_WHAT THE TASK REQUIRES:_ Copy out every record precisely.

Entries from a dataset:
[BEGIN]
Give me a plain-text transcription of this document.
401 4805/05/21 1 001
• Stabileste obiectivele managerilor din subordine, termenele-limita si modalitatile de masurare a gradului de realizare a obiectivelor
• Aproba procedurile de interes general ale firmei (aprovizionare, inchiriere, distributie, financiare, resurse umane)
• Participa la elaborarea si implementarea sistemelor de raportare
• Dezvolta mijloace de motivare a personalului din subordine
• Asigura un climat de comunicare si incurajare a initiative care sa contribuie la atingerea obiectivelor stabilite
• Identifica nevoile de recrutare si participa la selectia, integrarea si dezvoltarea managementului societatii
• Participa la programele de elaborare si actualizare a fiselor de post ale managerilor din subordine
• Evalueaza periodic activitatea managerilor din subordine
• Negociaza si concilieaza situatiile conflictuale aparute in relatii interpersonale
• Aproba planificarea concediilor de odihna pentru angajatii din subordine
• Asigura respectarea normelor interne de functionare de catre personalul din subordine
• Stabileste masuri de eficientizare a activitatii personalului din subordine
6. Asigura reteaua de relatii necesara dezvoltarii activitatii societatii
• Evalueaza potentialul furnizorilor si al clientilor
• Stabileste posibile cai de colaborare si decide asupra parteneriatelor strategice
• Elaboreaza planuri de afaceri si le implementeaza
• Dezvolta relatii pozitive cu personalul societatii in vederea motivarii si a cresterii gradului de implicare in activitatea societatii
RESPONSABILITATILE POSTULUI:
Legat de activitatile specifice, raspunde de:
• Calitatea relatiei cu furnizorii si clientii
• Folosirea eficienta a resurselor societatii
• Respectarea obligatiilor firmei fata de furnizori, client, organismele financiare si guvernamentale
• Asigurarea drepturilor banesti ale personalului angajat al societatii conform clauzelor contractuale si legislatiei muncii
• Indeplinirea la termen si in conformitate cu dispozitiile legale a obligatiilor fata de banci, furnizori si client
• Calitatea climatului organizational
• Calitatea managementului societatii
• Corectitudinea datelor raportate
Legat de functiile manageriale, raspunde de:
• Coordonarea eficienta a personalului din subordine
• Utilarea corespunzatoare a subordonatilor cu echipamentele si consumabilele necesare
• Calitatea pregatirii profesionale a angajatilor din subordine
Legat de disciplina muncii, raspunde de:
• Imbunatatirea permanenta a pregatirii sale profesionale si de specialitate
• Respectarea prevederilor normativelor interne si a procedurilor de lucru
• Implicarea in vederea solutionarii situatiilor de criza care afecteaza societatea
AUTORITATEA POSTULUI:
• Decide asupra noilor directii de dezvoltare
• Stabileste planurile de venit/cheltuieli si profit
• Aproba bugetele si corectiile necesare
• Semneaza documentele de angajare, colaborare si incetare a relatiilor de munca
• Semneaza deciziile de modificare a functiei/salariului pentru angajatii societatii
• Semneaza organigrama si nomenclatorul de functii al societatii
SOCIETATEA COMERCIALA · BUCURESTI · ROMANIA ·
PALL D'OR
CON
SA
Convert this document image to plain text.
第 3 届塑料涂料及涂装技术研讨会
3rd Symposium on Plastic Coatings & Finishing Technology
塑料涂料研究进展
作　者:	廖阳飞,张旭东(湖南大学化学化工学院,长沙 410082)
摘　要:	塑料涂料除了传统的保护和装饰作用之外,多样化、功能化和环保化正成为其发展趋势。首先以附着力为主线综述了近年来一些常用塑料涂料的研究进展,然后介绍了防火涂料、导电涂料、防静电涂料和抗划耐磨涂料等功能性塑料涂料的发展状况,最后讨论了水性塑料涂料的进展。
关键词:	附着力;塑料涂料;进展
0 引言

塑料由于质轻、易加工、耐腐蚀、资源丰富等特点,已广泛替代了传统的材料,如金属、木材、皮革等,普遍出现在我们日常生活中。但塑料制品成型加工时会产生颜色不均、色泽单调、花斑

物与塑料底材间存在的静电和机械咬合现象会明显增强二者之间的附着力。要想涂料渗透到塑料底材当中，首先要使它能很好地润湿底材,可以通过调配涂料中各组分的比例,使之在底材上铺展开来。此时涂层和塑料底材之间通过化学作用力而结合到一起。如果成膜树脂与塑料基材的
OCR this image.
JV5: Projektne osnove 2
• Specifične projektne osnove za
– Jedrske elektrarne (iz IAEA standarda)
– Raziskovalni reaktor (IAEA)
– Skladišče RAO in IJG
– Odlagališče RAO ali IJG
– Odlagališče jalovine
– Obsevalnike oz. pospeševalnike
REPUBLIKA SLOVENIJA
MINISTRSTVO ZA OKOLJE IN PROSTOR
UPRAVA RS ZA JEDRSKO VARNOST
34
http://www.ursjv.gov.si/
[END]
_THE SOLUTION:_
Give me a plain-text transcription of this document.
401 4805/05/21 1 001
• Stabileste obiectivele managerilor din subordine, termenele-limita si modalitatile de masurare a gradului de realizare a obiectivelor
• Aproba procedurile de interes general ale firmei (aprovizionare, inchiriere, distributie, financiare, resurse umane)
• Participa la elaborarea si implementarea sistemelor de raportare
• Dezvolta mijloace de motivare a personalului din subordine
• Asigura un climat de comunicare si incurajare a initiative care sa contribuie la atingerea obiectivelor stabilite
• Identifica nevoile de recrutare si participa la selectia, integrarea si dezvoltarea managementului societatii
• Participa la programele de elaborare si actualizare a fiselor de post ale managerilor din subordine
• Evalueaza periodic activitatea managerilor din subordine
• Negociaza si concilieaza situatiile conflictuale aparute in relatii interpersonale
• Aproba planificarea concediilor de odihna pentru angajatii din subordine
• Asigura respectarea normelor interne de functionare de catre personalul din subordine
• Stabileste masuri de eficientizare a activitatii personalului din subordine
6. Asigura reteaua de relatii necesara dezvoltarii activitatii societatii
• Evalueaza potentialul furnizorilor si al clientilor
• Stabileste posibile cai de colaborare si decide asupra parteneriatelor strategice
• Elaboreaza planuri de afaceri si le implementeaza
• Dezvolta relatii pozitive cu personalul societatii in vederea motivarii si a cresterii gradului de implicare in activitatea societatii
RESPONSABILITATILE POSTULUI:
Legat de activitatile specifice, raspunde de:
• Calitatea relatiei cu furnizorii si clientii
• Folosirea eficienta a resurselor societatii
• Respectarea obligatiilor firmei fata de furnizori, client, organismele financiare si guvernamentale
• Asigurarea drepturilor banesti ale personalului angajat al societatii conform clauzelor contractuale si legislatiei muncii
• Indeplinirea la termen si in conformitate cu dispozitiile legale a obligatiilor fata de banci, furnizori si client
• Calitatea climatului organizational
• Calitatea managementului societatii
• Corectitudinea datelor raportate
Legat de functiile manageriale, raspunde de:
• Coordonarea eficienta a personalului din subordine
• Utilarea corespunzatoare a subordonatilor cu echipamentele si consumabilele necesare
• Calitatea pregatirii profesionale a angajatilor din subordine
Legat de disciplina muncii, raspunde de:
• Imbunatatirea permanenta a pregatirii sale profesionale si de specialitate
• Respectarea prevederilor normativelor interne si a procedurilor de lucru
• Implicarea in vederea solutionarii situatiilor de criza care afecteaza societatea
AUTORITATEA POSTULUI:
• Decide asupra noilor directii de dezvoltare
• Stabileste planurile de venit/cheltuieli si profit
• Aproba bugetele si corectiile necesare
• Semneaza documentele de angajare, colaborare si incetare a relatiilor de munca
• Semneaza deciziile de modificare a functiei/salariului pentru angajatii societatii
• Semneaza organigrama si nomenclatorul de functii al societatii
SOCIETATEA COMERCIALA · BUCURESTI · ROMANIA ·
PALL D'OR
CON
SA
Convert this document image to plain text.
第 3 届塑料涂料及涂装技术研讨会
3rd Symposium on Plastic Coatings & Finishing Technology
塑料涂料研究进展
作　者:	廖阳飞,张旭东(湖南大学化学化工学院,长沙 410082)
摘　要:	塑料涂料除了传统的保护和装饰作用之外,多样化、功能化和环保化正成为其发展趋势。首先以附着力为主线综述了近年来一些常用塑料涂料的研究进展,然后介绍了防火涂料、导电涂料、防静电涂料和抗划耐磨涂料等功能性塑料涂料的发展状况,最后讨论了水性塑料涂料的进展。
关键词:	附着力;塑料涂料;进展
0 引言

塑料由于质轻、易加工、耐腐蚀、资源丰富等特点,已广泛替代了传统的材料,如金属、木材、皮革等,普遍出现在我们日常生活中。但塑料制品成型加工时会产生颜色不均、色泽单调、花斑

物与塑料底材间存在的静电和机械咬合现象会明显增强二者之间的附着力。要想涂料渗透到塑料底材当中，首先要使它能很好地润湿底材,可以通过调配涂料中各组分的比例,使之在底材上铺展开来。此时涂层和塑料底材之间通过化学作用力而结合到一起。如果成膜树脂与塑料基材的
OCR this image.
JV5: Projektne osnove 2
• Specifične projektne osnove za
– Jedrske elektrarne (iz IAEA standarda)
– Raziskovalni reaktor (IAEA)
– Skladišče RAO in IJG
– Odlagališče RAO ali IJG
– Odlagališče jalovine
– Obsevalnike oz. pospeševalnike
REPUBLIKA SLOVENIJA
MINISTRSTVO ZA OKOLJE IN PROSTOR
UPRAVA RS ZA JEDRSKO VARNOST
34
http://www.ursjv.gov.si/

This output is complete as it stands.